Problem statement. Report every line in the listing below where the string "Moderate" shows up.

+ + + + +

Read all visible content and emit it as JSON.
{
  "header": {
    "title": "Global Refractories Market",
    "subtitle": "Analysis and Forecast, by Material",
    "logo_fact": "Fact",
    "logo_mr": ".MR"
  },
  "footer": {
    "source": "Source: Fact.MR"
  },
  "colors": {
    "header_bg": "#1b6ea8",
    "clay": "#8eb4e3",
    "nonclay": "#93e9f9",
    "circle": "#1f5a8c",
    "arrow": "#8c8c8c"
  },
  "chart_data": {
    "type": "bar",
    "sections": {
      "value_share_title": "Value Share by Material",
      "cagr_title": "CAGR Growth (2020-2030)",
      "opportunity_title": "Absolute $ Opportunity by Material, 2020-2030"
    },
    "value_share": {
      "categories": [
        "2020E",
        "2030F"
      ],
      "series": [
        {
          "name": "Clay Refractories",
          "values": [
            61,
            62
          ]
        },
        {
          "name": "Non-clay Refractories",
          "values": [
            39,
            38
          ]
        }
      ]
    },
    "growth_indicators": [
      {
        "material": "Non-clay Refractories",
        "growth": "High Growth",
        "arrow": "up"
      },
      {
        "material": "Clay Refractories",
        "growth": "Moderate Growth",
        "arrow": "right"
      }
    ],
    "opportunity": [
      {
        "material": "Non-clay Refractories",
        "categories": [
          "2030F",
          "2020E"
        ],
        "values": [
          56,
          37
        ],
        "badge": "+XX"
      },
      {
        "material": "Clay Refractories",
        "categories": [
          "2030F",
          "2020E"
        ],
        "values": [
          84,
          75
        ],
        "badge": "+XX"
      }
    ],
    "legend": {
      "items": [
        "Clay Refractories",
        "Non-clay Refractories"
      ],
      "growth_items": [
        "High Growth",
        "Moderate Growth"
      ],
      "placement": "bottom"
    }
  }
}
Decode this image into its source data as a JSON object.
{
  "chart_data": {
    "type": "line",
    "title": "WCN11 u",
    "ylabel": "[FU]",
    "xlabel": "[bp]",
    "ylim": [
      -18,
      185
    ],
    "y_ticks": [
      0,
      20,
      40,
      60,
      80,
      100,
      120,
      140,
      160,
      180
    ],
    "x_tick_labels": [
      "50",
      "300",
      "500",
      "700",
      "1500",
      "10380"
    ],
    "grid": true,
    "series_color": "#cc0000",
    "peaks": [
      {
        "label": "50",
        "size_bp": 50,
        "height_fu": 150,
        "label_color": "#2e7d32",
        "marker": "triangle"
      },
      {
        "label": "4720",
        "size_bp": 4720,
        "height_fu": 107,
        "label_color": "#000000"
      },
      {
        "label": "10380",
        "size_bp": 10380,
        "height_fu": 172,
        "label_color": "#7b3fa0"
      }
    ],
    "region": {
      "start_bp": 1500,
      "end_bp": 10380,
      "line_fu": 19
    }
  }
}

+ + + + +

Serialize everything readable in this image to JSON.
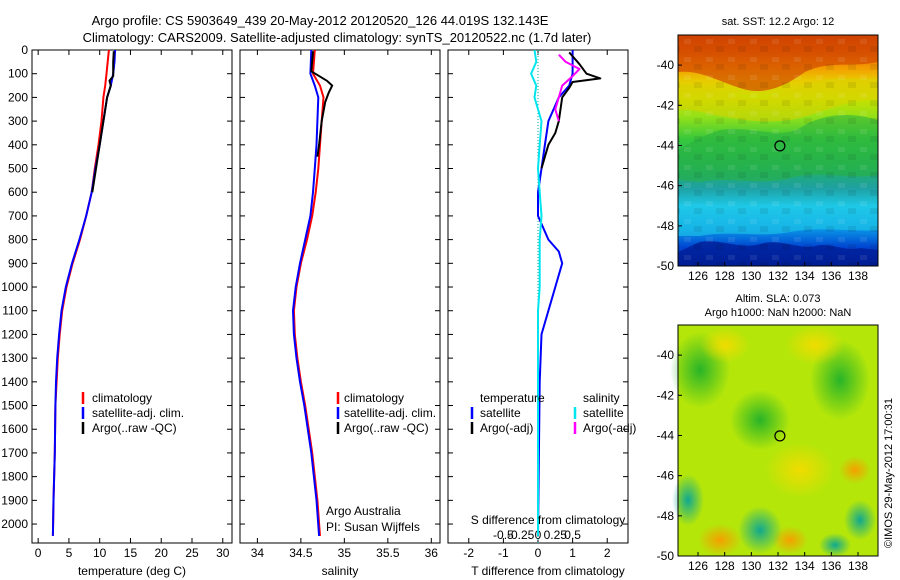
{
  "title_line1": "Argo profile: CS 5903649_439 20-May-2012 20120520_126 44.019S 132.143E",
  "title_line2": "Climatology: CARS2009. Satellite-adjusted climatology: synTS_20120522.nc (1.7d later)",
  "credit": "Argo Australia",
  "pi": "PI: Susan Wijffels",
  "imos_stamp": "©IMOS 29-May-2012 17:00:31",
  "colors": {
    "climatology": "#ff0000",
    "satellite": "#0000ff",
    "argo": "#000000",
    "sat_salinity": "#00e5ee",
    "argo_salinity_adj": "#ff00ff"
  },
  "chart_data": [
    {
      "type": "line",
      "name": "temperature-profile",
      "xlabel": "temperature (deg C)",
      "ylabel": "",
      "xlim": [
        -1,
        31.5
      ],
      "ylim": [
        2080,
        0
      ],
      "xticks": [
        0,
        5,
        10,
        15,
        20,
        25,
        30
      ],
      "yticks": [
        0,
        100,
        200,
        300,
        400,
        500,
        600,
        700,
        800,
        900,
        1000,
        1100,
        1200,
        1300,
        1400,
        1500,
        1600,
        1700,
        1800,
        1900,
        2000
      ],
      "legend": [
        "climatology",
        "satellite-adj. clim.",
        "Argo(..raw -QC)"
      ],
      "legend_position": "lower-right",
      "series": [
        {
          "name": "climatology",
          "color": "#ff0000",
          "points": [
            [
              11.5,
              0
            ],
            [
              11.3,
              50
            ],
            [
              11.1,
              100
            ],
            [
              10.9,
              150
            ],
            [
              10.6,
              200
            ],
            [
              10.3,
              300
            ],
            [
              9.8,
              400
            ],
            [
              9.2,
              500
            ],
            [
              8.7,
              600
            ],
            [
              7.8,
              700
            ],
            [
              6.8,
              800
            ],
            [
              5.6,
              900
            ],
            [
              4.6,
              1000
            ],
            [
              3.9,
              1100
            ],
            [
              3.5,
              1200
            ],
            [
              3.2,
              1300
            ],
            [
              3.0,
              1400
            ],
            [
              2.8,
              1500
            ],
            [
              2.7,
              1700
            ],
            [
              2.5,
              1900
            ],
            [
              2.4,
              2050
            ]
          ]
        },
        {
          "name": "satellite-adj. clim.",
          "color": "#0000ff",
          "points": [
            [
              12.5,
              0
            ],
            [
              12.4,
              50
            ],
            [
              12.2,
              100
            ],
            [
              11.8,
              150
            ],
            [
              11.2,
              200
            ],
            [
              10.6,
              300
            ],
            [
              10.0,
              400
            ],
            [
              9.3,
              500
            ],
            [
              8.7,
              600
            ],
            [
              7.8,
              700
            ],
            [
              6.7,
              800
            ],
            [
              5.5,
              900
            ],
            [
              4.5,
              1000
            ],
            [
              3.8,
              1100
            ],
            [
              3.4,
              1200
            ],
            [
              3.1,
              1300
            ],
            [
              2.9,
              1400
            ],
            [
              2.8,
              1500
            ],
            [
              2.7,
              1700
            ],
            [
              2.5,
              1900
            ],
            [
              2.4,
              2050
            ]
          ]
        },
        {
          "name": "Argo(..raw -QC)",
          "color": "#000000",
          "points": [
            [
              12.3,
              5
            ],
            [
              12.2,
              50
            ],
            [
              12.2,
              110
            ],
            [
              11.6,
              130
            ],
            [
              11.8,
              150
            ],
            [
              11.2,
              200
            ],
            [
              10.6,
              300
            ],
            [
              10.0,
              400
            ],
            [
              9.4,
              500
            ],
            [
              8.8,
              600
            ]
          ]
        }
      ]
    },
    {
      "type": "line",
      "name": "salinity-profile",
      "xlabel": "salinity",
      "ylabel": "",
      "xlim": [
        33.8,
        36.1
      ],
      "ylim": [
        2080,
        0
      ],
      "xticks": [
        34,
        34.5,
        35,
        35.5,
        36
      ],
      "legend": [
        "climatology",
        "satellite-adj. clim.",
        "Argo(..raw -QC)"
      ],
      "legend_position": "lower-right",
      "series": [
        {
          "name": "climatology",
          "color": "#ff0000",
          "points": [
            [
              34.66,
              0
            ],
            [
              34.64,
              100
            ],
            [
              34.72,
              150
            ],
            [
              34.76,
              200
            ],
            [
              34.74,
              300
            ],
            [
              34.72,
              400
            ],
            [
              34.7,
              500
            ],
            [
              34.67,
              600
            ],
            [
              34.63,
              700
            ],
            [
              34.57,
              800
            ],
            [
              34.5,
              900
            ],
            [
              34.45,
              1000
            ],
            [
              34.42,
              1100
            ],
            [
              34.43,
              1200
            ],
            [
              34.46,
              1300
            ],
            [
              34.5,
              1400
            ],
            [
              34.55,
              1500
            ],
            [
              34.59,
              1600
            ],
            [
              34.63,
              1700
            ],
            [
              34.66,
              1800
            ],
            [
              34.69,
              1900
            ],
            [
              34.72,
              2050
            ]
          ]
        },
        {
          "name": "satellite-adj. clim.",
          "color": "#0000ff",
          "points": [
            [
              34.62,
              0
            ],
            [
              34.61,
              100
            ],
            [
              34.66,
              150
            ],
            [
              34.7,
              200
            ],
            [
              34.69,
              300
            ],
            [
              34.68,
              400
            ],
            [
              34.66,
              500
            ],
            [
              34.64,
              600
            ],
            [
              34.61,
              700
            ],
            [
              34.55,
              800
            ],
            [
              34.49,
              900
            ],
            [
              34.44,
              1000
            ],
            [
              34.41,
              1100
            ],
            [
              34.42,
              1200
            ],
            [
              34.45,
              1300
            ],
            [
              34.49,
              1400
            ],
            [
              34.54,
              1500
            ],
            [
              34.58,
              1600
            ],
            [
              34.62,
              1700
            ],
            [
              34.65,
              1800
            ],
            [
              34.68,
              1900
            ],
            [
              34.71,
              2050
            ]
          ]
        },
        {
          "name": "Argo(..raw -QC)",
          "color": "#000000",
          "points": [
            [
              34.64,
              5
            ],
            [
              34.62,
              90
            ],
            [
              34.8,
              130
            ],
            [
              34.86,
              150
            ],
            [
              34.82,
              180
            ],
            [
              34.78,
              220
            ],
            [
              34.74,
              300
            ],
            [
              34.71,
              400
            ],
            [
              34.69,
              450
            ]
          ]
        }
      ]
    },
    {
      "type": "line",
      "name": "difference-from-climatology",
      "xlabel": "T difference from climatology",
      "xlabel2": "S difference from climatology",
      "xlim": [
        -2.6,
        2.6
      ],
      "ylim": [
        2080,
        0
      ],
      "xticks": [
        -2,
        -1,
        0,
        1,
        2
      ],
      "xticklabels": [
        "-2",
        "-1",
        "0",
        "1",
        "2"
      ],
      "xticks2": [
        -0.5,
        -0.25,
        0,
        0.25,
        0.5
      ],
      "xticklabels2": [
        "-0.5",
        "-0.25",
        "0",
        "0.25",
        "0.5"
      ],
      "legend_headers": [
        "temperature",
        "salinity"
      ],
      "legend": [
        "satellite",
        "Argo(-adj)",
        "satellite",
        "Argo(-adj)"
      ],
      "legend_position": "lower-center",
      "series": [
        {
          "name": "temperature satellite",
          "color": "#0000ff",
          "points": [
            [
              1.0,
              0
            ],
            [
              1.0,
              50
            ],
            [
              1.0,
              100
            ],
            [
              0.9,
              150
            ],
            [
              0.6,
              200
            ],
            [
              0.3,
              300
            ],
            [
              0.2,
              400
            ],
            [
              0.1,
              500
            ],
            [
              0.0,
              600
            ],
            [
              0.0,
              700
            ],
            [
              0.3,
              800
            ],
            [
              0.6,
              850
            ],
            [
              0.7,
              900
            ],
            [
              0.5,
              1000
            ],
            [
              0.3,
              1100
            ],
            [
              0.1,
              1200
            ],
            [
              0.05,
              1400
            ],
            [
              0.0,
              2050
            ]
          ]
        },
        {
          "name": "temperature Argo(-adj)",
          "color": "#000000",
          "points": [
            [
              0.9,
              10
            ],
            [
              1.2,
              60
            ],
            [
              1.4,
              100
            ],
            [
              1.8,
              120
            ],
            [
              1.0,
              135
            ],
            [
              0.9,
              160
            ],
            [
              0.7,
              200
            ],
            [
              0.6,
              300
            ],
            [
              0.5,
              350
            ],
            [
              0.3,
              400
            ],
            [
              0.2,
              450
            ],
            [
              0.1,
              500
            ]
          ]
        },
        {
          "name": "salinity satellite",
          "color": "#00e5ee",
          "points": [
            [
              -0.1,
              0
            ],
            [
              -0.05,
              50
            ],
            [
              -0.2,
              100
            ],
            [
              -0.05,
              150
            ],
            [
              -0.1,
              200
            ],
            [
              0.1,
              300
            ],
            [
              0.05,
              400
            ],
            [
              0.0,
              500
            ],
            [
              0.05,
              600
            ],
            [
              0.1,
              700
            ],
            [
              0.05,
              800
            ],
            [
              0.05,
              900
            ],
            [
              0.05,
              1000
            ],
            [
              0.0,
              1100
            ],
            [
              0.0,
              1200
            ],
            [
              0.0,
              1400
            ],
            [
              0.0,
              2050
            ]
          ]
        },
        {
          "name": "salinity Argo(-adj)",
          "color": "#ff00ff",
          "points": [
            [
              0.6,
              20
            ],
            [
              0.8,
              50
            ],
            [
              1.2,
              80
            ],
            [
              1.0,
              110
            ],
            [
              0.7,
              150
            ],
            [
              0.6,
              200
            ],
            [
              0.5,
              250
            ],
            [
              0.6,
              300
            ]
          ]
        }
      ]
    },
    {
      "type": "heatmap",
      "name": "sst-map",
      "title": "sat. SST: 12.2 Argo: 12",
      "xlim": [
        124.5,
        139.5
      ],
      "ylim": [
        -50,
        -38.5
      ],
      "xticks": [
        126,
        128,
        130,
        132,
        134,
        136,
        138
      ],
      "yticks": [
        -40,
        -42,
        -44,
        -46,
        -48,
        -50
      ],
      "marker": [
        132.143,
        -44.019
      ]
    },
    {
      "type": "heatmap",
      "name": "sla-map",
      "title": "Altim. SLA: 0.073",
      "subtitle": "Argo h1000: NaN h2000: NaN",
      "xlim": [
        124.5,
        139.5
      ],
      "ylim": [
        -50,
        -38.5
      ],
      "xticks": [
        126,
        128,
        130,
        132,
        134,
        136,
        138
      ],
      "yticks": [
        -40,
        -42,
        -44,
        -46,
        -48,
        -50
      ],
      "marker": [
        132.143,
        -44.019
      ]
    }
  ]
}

+ + + + +

Task solution.
        "growth": "Moderate Growth",
        "Moderate Growth"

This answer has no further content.